Transcribe, word for word, the line containing "OCR this image." and each line following it through the end of the listing below. Omit all other lines.

········

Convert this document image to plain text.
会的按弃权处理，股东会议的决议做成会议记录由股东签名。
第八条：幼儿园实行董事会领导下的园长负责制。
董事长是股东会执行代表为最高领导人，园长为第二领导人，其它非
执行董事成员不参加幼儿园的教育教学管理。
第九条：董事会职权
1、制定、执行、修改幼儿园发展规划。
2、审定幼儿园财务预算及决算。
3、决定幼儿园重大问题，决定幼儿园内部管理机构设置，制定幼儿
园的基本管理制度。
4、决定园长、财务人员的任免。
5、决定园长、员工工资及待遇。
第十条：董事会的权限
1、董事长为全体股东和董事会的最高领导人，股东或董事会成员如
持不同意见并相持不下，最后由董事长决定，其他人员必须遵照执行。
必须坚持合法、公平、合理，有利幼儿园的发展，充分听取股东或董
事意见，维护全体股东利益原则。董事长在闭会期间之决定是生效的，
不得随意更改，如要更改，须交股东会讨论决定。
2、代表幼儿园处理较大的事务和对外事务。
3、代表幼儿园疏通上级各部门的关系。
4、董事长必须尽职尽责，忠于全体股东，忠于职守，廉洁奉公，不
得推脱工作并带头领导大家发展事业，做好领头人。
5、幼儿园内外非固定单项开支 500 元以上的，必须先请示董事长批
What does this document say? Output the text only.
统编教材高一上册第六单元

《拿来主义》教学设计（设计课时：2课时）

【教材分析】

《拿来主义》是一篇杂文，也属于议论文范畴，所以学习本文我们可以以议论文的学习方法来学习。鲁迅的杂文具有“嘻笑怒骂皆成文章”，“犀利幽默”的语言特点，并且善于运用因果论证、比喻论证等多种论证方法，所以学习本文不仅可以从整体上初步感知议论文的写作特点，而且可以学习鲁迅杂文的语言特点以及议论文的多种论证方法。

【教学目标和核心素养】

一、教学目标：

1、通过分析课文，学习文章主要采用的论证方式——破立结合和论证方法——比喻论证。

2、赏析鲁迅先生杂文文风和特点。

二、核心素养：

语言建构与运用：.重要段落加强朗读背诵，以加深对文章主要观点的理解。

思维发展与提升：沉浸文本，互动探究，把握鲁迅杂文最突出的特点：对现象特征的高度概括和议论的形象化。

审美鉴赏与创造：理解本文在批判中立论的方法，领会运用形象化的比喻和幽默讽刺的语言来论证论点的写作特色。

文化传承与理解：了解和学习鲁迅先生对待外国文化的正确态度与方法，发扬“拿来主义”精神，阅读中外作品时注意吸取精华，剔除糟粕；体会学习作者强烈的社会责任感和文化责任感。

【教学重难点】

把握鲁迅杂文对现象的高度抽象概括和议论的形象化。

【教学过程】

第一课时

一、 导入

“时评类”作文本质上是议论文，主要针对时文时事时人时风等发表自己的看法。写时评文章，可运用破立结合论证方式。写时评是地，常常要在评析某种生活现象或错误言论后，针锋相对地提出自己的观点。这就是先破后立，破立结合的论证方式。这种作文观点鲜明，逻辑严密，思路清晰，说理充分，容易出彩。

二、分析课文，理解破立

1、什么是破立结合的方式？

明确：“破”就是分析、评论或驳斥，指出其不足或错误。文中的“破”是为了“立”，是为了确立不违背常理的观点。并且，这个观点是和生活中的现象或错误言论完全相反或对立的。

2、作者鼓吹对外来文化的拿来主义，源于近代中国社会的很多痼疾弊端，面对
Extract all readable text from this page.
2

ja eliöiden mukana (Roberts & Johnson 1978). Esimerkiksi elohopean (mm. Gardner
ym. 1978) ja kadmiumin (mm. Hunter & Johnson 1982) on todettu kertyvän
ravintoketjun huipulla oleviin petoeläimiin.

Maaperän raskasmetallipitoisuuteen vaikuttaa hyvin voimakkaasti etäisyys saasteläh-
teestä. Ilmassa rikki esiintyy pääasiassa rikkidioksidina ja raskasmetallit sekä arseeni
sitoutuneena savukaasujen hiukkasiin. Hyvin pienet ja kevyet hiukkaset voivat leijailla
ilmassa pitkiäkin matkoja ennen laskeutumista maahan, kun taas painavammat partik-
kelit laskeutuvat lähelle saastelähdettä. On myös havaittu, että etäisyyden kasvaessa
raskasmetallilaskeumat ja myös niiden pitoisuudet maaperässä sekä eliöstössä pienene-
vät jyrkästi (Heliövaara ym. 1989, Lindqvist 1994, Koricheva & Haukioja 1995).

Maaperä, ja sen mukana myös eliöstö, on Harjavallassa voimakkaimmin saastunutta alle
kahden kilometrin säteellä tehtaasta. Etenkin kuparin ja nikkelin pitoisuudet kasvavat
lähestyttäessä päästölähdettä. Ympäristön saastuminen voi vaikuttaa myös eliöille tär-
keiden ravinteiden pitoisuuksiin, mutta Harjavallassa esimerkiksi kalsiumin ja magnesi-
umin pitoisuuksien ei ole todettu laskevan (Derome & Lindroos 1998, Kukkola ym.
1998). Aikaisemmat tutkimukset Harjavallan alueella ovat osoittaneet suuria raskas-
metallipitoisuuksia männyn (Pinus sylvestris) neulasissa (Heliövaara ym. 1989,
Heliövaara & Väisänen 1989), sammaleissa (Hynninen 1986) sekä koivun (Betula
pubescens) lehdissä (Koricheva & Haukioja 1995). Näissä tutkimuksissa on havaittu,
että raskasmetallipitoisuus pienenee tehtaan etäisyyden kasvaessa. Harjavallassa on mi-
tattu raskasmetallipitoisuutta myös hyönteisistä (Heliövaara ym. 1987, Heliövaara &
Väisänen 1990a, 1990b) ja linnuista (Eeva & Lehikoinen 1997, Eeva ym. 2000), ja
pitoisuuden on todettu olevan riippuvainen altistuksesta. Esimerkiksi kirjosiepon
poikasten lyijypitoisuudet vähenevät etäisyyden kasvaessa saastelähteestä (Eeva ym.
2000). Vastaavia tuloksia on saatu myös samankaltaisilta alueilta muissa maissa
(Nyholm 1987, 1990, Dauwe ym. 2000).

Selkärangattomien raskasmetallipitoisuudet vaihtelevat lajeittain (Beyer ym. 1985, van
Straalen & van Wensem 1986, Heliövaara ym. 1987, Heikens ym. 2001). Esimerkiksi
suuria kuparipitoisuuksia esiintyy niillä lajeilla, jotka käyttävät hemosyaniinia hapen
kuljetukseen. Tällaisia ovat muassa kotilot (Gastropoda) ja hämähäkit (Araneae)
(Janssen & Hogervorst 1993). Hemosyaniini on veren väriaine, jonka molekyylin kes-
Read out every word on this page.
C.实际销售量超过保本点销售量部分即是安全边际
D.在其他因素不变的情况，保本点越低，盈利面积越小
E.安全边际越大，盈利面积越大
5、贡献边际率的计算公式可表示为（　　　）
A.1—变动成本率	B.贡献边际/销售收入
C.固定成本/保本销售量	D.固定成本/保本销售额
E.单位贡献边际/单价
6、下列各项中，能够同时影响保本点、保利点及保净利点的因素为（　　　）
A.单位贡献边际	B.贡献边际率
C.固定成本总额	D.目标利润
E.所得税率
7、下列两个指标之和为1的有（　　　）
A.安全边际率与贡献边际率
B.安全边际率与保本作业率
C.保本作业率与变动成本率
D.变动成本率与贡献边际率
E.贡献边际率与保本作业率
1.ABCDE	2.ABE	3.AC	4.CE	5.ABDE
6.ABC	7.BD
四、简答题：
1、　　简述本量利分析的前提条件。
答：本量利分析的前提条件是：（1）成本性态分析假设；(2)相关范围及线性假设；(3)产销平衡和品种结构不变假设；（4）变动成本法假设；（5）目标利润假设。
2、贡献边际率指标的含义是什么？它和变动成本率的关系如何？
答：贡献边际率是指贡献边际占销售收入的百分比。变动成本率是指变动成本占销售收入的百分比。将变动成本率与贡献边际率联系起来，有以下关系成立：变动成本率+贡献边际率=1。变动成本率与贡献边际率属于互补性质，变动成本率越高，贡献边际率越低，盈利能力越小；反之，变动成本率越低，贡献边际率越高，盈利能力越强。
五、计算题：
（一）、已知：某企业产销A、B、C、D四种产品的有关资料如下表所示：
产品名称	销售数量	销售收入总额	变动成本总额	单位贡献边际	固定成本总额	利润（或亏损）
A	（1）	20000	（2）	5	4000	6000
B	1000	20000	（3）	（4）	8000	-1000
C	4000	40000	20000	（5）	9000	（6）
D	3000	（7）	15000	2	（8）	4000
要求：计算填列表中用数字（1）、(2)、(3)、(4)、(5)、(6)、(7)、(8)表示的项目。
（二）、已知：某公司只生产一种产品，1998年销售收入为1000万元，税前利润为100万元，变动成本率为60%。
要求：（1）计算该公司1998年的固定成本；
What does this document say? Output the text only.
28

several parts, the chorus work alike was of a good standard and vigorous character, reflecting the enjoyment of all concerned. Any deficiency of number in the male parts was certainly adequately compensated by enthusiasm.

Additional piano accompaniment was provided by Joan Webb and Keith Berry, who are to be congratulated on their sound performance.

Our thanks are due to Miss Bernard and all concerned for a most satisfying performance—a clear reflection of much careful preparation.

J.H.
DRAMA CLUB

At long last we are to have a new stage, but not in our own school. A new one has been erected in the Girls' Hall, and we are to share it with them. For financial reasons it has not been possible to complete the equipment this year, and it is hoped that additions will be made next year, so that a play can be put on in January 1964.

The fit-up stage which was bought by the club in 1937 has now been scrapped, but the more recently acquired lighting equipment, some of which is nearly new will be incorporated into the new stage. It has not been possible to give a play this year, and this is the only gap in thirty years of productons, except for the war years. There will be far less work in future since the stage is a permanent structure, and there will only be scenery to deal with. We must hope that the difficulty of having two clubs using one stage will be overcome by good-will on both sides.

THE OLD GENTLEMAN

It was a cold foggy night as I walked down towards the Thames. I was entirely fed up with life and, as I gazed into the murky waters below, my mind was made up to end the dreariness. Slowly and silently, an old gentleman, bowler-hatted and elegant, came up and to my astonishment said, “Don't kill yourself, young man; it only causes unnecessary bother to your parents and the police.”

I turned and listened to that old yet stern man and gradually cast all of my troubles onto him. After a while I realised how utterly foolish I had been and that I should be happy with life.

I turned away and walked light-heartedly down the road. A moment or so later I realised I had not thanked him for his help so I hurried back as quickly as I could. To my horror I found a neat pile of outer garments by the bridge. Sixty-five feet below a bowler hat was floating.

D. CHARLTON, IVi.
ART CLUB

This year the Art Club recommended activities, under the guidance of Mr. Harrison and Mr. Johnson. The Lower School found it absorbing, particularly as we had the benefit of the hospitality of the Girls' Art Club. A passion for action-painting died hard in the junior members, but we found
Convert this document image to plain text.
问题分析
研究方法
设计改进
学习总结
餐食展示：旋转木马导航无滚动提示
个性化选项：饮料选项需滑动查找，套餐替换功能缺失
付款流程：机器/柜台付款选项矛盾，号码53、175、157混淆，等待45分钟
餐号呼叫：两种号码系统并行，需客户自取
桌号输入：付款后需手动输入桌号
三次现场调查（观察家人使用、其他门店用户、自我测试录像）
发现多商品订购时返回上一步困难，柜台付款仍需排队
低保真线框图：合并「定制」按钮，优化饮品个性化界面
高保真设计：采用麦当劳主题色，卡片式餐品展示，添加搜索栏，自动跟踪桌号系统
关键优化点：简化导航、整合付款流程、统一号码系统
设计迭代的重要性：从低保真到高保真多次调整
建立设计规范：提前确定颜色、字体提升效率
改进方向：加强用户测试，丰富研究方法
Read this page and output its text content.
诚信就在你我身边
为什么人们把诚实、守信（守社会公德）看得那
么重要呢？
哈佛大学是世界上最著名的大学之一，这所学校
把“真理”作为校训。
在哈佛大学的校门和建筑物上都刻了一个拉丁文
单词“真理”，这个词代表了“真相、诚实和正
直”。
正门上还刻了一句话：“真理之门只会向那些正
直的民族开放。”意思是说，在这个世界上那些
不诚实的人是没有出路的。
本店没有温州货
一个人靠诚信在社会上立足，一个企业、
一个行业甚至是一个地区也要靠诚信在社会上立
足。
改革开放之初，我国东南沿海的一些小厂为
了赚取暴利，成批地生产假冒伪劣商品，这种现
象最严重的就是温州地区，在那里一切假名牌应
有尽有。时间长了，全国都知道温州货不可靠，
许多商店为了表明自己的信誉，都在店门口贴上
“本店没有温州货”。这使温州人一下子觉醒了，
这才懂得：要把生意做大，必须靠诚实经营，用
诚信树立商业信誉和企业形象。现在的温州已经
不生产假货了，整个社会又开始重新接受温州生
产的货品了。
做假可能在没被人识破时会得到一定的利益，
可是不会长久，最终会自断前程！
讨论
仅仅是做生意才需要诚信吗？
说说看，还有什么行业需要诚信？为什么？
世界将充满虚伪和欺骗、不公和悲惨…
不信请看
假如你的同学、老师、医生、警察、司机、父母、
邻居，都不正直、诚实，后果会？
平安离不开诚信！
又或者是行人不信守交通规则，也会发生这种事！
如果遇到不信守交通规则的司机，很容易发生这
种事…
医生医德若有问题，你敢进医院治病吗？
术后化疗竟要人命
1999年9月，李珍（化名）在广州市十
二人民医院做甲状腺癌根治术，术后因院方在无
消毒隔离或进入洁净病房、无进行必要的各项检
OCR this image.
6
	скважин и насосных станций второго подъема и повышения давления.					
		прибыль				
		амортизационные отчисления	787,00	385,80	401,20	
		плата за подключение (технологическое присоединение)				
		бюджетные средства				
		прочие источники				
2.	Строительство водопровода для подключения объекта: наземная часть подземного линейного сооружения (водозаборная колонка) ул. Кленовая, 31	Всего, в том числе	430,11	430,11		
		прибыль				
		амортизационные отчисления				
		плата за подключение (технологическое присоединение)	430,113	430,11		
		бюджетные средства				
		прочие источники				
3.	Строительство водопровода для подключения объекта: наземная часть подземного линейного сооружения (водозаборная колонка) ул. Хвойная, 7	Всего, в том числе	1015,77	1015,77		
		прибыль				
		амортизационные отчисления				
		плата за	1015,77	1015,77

········

- [Full answer]:
OCR this image.
6
	скважин и насосных станций второго подъема и повышения давления.					
		прибыль				
		амортизационные отчисления	787,00	385,80	401,20	
		плата за подключение (технологическое присоединение)				
		бюджетные средства				
		прочие источники				
2.	Строительство водопровода для подключения объекта: наземная часть подземного линейного сооружения (водозаборная колонка) ул. Кленовая, 31	Всего, в том числе	430,11	430,11		
		прибыль				
		амортизационные отчисления				
		плата за подключение (технологическое присоединение)	430,113	430,11		
		бюджетные средства				
		прочие источники				
3.	Строительство водопровода для подключения объекта: наземная часть подземного линейного сооружения (водозаборная колонка) ул. Хвойная, 7	Всего, в том числе	1015,77	1015,77		
		прибыль				
		амортизационные отчисления				
		плата за	1015,77	1015,77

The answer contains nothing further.